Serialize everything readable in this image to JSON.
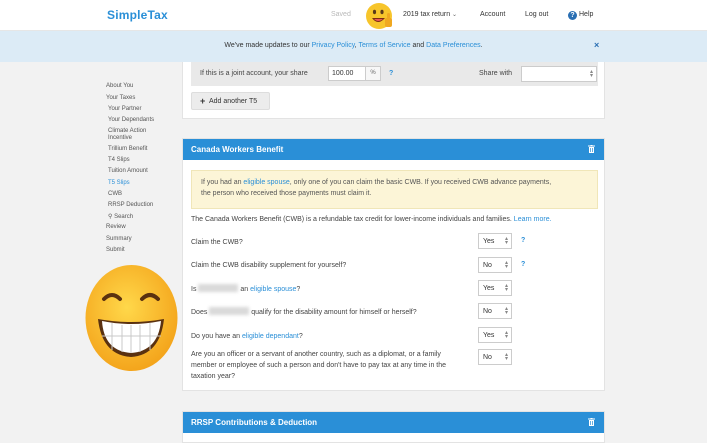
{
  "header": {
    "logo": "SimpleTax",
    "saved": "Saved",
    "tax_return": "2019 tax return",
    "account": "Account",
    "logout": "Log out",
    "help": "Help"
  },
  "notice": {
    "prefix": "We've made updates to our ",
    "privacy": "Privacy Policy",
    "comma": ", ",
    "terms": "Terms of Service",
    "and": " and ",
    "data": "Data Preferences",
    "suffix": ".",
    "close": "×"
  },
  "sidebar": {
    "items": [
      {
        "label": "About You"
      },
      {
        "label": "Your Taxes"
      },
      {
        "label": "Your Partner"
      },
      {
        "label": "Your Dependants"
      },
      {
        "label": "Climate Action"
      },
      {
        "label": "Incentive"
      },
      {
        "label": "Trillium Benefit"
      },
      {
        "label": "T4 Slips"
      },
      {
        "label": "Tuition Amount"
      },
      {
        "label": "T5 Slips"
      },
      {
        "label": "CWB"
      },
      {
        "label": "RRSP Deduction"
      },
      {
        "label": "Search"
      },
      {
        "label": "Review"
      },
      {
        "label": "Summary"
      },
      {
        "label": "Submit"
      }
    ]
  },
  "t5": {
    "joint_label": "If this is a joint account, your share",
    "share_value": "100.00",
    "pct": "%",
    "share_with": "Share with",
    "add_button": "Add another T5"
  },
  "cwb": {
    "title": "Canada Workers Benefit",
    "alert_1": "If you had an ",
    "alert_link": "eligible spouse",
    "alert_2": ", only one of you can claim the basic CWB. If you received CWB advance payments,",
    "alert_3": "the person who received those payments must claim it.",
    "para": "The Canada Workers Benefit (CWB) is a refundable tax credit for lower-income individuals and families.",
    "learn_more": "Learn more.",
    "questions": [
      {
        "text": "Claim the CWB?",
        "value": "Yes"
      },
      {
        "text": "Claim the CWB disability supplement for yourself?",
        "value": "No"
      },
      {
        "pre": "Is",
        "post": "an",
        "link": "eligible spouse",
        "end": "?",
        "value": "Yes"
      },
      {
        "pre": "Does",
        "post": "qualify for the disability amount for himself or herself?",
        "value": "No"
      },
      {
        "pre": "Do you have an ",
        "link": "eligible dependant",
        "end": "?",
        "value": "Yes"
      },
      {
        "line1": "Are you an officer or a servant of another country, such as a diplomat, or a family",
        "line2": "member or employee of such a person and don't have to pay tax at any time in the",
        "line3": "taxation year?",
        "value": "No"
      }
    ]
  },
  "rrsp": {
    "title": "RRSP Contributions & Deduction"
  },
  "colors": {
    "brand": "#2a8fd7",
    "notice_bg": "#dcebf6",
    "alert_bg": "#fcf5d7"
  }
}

================================

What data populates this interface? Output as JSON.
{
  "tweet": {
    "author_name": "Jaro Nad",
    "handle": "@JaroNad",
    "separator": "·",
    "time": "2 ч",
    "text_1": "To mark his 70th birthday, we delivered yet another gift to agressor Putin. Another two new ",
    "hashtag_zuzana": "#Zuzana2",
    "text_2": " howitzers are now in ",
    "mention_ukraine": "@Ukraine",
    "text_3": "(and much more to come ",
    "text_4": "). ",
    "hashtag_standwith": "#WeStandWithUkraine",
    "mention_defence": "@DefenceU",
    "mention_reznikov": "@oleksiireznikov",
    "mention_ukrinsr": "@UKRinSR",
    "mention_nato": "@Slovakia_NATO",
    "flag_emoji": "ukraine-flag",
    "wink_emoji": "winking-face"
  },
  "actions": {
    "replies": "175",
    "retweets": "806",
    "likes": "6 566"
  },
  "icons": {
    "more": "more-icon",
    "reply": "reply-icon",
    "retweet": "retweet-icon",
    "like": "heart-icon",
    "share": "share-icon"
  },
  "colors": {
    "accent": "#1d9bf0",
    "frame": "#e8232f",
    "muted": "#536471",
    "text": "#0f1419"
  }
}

================================

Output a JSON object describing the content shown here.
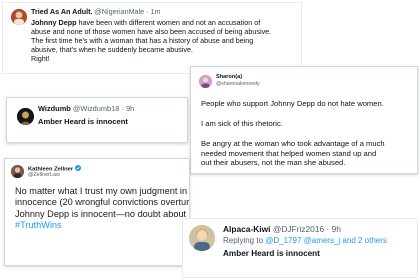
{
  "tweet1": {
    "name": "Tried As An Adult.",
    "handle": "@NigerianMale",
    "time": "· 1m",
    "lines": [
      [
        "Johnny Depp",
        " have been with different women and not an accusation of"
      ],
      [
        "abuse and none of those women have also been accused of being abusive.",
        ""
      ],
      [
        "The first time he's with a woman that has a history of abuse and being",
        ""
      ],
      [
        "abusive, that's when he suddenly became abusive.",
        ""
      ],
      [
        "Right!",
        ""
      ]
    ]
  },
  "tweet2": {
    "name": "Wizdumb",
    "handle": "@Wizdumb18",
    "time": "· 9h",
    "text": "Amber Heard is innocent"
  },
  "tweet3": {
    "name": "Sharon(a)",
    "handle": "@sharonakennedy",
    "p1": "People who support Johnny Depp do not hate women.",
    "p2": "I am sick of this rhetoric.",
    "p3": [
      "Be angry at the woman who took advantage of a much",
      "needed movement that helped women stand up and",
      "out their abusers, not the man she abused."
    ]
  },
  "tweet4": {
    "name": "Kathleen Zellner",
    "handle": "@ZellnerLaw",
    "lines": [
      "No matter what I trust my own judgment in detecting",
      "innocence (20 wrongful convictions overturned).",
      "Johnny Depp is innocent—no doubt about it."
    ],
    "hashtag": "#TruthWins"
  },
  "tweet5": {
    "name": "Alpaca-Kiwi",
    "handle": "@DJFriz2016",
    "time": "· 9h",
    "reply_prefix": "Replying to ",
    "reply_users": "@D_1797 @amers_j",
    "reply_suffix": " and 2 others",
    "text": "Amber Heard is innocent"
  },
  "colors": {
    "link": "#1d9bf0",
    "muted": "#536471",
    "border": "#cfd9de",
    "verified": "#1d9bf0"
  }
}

================================

● EXERCISE:
Gather all lines with the string "such" from the data.

● RESULT OF THE TASK:
        "line1": "Are you an officer or a servant of another country, such as a diplomat, or a family",
        "line2": "member or employee of such a person and don't have to pay tax at any time in the",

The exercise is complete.